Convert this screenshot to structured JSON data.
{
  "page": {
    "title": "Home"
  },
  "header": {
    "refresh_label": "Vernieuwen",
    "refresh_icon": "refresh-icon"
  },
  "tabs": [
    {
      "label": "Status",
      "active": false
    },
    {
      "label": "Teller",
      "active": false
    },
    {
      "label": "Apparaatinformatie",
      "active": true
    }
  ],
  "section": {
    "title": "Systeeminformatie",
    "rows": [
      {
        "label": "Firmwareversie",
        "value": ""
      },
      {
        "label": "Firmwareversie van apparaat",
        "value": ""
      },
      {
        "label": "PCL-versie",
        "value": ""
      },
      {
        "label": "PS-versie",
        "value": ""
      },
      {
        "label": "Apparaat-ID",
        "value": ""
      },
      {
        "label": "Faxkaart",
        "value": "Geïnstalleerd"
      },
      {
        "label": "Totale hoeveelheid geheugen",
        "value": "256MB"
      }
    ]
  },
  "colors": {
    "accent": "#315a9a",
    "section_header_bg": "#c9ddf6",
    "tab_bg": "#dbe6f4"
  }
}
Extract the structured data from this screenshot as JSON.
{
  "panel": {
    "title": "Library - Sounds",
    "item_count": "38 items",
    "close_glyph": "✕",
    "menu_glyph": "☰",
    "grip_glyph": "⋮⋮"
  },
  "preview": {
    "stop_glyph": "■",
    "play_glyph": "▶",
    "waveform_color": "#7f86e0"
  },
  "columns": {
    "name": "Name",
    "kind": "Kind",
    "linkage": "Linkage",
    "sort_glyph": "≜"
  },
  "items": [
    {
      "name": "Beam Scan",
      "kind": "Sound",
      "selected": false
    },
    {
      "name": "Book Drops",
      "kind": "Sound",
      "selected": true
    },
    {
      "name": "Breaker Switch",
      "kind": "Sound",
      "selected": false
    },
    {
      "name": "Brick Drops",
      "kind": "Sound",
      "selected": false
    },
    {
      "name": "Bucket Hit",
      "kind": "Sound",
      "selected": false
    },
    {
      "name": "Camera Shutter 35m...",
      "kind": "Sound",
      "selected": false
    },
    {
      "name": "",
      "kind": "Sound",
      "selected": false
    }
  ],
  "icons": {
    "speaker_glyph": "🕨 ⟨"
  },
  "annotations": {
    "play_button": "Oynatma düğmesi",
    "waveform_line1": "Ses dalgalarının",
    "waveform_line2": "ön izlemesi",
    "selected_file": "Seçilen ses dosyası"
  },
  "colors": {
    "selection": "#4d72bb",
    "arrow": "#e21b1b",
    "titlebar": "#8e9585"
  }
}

Task goal: All lines above containing the string "name" are to be collected.

Answer:
    "name": "Name",
      "name": "Beam Scan",
      "name": "Book Drops",
      "name": "Breaker Switch",
      "name": "Brick Drops",
      "name": "Bucket Hit",
      "name": "Camera Shutter 35m...",
      "name": "",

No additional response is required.